- PROBLEM TO WORK ON
Convert each line of the listing below into a JSON list of strings, one string per line, leaving out blank lines.

- DATASET CONTENT
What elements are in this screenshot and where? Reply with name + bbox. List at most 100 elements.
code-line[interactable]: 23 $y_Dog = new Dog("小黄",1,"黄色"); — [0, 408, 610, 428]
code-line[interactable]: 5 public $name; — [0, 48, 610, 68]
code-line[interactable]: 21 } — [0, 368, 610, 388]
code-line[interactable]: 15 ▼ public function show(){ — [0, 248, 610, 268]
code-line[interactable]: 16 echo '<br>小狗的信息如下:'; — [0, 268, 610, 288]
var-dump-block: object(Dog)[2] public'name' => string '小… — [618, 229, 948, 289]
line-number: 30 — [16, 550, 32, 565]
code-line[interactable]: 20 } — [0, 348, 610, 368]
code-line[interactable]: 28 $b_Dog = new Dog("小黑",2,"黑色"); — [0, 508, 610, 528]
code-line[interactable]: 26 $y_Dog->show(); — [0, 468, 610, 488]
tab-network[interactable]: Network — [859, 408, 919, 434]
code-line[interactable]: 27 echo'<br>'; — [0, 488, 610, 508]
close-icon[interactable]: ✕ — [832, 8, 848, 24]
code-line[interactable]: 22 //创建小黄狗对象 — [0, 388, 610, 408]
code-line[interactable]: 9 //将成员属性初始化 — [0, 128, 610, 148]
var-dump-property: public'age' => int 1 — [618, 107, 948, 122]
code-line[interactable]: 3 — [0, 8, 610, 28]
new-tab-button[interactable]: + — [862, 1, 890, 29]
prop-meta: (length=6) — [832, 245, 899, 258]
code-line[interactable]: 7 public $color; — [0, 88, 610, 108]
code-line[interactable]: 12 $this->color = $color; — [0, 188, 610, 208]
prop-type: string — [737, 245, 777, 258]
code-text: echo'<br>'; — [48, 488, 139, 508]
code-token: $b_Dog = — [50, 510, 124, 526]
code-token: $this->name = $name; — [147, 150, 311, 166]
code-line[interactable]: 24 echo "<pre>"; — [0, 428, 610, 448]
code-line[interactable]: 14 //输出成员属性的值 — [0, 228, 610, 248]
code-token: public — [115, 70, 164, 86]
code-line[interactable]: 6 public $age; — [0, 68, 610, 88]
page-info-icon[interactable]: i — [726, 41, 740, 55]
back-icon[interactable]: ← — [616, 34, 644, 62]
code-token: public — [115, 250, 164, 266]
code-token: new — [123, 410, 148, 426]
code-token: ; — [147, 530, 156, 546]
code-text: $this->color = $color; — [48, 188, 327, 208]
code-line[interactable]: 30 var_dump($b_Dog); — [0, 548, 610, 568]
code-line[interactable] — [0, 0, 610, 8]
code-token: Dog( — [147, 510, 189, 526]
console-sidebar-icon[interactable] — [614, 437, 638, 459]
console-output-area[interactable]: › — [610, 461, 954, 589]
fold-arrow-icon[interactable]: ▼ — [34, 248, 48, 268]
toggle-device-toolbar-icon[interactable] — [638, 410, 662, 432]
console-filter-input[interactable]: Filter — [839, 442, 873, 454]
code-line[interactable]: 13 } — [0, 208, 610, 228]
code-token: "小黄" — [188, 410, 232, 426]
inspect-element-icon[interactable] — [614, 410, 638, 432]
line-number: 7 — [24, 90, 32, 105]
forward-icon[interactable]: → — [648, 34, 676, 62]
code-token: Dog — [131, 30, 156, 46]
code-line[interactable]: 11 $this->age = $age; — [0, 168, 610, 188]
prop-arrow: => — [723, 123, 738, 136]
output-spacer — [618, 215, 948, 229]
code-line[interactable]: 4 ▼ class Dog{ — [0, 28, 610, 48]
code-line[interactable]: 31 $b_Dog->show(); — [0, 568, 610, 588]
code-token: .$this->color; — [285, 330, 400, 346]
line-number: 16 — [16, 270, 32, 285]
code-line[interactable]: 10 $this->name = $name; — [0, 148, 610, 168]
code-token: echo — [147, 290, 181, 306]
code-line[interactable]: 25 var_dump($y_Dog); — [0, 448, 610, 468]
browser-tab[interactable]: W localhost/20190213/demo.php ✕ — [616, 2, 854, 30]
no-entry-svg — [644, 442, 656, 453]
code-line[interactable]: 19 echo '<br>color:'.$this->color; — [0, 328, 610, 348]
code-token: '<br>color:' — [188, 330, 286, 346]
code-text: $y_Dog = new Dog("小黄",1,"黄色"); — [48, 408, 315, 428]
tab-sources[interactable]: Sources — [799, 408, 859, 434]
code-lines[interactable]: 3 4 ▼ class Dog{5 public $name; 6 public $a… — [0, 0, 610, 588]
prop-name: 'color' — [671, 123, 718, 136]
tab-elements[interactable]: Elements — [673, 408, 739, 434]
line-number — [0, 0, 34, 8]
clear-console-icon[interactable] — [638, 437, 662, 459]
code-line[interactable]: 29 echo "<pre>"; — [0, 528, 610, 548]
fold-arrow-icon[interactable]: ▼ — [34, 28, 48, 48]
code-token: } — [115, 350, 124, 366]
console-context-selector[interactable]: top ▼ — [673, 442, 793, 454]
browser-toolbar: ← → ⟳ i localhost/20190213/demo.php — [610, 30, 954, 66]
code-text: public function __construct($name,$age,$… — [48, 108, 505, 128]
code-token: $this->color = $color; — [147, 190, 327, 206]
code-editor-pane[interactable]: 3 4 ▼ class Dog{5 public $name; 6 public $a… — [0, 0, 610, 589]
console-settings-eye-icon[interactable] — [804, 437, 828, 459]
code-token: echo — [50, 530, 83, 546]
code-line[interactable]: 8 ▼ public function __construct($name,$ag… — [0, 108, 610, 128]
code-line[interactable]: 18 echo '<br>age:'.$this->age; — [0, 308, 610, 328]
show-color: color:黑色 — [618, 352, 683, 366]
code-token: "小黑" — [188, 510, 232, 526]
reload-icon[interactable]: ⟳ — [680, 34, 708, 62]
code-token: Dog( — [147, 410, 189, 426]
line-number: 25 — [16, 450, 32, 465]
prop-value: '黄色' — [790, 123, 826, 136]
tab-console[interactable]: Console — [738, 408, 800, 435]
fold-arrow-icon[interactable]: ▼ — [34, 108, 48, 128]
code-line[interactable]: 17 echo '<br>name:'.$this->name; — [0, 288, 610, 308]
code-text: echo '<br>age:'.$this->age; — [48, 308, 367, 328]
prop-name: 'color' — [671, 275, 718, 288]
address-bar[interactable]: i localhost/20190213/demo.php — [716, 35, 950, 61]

- SOLUTION TO THIS PROBLEM
[
  "What elements are in this screenshot and where? Reply with name + bbox. List at most 100 elements.",
  "code-line[interactable]: 23 $y_Dog = new Dog(\"小黄\",1,\"黄色\"); — [0, 408, 610, 428]",
  "code-line[interactable]: 5 public $name; — [0, 48, 610, 68]",
  "code-line[interactable]: 21 } — [0, 368, 610, 388]",
  "code-line[interactable]: 15 ▼ public function show(){ — [0, 248, 610, 268]",
  "code-line[interactable]: 16 echo '<br>小狗的信息如下:'; — [0, 268, 610, 288]",
  "var-dump-block: object(Dog)[2] public'name' => string '小… — [618, 229, 948, 289]",
  "line-number: 30 — [16, 550, 32, 565]",
  "code-line[interactable]: 20 } — [0, 348, 610, 368]",
  "code-line[interactable]: 28 $b_Dog = new Dog(\"小黑\",2,\"黑色\"); — [0, 508, 610, 528]",
  "code-line[interactable]: 26 $y_Dog->show(); — [0, 468, 610, 488]",
  "tab-network[interactable]: Network — [859, 408, 919, 434]",
  "code-line[interactable]: 27 echo'<br>'; — [0, 488, 610, 508]",
  "close-icon[interactable]: ✕ — [832, 8, 848, 24]",
  "code-line[interactable]: 22 //创建小黄狗对象 — [0, 388, 610, 408]",
  "code-line[interactable]: 9 //将成员属性初始化 — [0, 128, 610, 148]",
  "var-dump-property: public'age' => int 1 — [618, 107, 948, 122]",
  "code-line[interactable]: 3 — [0, 8, 610, 28]",
  "new-tab-button[interactable]: + — [862, 1, 890, 29]",
  "prop-meta: (length=6) — [832, 245, 899, 258]",
  "code-line[interactable]: 7 public $color; — [0, 88, 610, 108]",
  "code-line[interactable]: 12 $this->color = $color; — [0, 188, 610, 208]",
  "prop-type: string — [737, 245, 777, 258]",
  "code-text: echo'<br>'; — [48, 488, 139, 508]",
  "code-token: $b_Dog = — [50, 510, 124, 526]",
  "code-token: $this->name = $name; — [147, 150, 311, 166]",
  "code-line[interactable]: 24 echo \"<pre>\"; — [0, 428, 610, 448]",
  "code-line[interactable]: 14 //输出成员属性的值 — [0, 228, 610, 248]",
  "code-token: public — [115, 70, 164, 86]",
  "code-line[interactable]: 6 public $age; — [0, 68, 610, 88]",
  "page-info-icon[interactable]: i — [726, 41, 740, 55]",
  "back-icon[interactable]: ← — [616, 34, 644, 62]",
  "code-token: public — [115, 250, 164, 266]",
  "code-token: new — [123, 410, 148, 426]",
  "code-token: ; — [147, 530, 156, 546]",
  "code-text: $this->color = $color; — [48, 188, 327, 208]",
  "code-line[interactable]: 30 var_dump($b_Dog); — [0, 548, 610, 568]",
  "code-line[interactable] — [0, 0, 610, 8]",
  "code-token: Dog( — [147, 510, 189, 526]",
  "console-sidebar-icon[interactable] — [614, 437, 638, 459]",
  "console-output-area[interactable]: › — [610, 461, 954, 589]",
  "fold-arrow-icon[interactable]: ▼ — [34, 248, 48, 268]",
  "toggle-device-toolbar-icon[interactable] — [638, 410, 662, 432]",
  "console-filter-input[interactable]: Filter — [839, 442, 873, 454]",
  "code-line[interactable]: 13 } — [0, 208, 610, 228]",
  "code-token: \"小黄\" — [188, 410, 232, 426]",
  "inspect-element-icon[interactable] — [614, 410, 638, 432]",
  "line-number: 7 — [24, 90, 32, 105]",
  "forward-icon[interactable]: → — [648, 34, 676, 62]",
  "code-token: Dog — [131, 30, 156, 46]",
  "code-line[interactable]: 11 $this->age = $age; — [0, 168, 610, 188]",
  "prop-arrow: => — [723, 123, 738, 136]",
  "output-spacer — [618, 215, 948, 229]",
  "code-line[interactable]: 4 ▼ class Dog{ — [0, 28, 610, 48]",
  "code-line[interactable]: 31 $b_Dog->show(); — [0, 568, 610, 588]",
  "code-token: .$this->color; — [285, 330, 400, 346]",
  "line-number: 16 — [16, 270, 32, 285]",
  "code-line[interactable]: 10 $this->name = $name; — [0, 148, 610, 168]",
  "code-token: echo — [147, 290, 181, 306]",
  "code-line[interactable]: 25 var_dump($y_Dog); — [0, 448, 610, 468]",
  "browser-tab[interactable]: W localhost/20190213/demo.php ✕ — [616, 2, 854, 30]",
  "no-entry-svg — [644, 442, 656, 453]",
  "code-line[interactable]: 19 echo '<br>color:'.$this->color; — [0, 328, 610, 348]",
  "code-token: '<br>color:' — [188, 330, 286, 346]",
  "code-text: $y_Dog = new Dog(\"小黄\",1,\"黄色\"); — [48, 408, 315, 428]",
  "tab-sources[interactable]: Sources — [799, 408, 859, 434]",
  "code-lines[interactable]: 3 4 ▼ class Dog{5 public $name; 6 public $a… — [0, 0, 610, 588]",
  "prop-name: 'color' — [671, 123, 718, 136]",
  "tab-elements[interactable]: Elements — [673, 408, 739, 434]",
  "line-number — [0, 0, 34, 8]",
  "clear-console-icon[interactable] — [638, 437, 662, 459]",
  "code-line[interactable]: 29 echo \"<pre>\"; — [0, 528, 610, 548]",
  "fold-arrow-icon[interactable]: ▼ — [34, 28, 48, 48]",
  "code-token: } — [115, 350, 124, 366]",
  "console-context-selector[interactable]: top ▼ — [673, 442, 793, 454]",
  "browser-toolbar: ← → ⟳ i localhost/20190213/demo.php — [610, 30, 954, 66]",
  "code-text: public function __construct($name,$age,$… — [48, 108, 505, 128]",
  "code-token: $this->color = $color; — [147, 190, 327, 206]",
  "code-editor-pane[interactable]: 3 4 ▼ class Dog{5 public $name; 6 public $a… — [0, 0, 610, 589]",
  "console-settings-eye-icon[interactable] — [804, 437, 828, 459]",
  "code-token: echo — [50, 530, 83, 546]",
  "code-line[interactable]: 8 ▼ public function __construct($name,$ag… — [0, 108, 610, 128]",
  "code-line[interactable]: 18 echo '<br>age:'.$this->age; — [0, 308, 610, 328]",
  "show-color: color:黑色 — [618, 352, 683, 366]",
  "code-token: \"小黑\" — [188, 510, 232, 526]",
  "reload-icon[interactable]: ⟳ — [680, 34, 708, 62]",
  "code-token: Dog( — [147, 410, 189, 426]",
  "line-number: 25 — [16, 450, 32, 465]",
  "prop-value: '黄色' — [790, 123, 826, 136]",
  "tab-console[interactable]: Console — [738, 408, 800, 435]",
  "fold-arrow-icon[interactable]: ▼ — [34, 108, 48, 128]",
  "code-line[interactable]: 17 echo '<br>name:'.$this->name; — [0, 288, 610, 308]",
  "code-text: echo '<br>age:'.$this->age; — [48, 308, 367, 328]",
  "prop-name: 'color' — [671, 275, 718, 288]",
  "address-bar[interactable]: i localhost/20190213/demo.php — [716, 35, 950, 61]"
]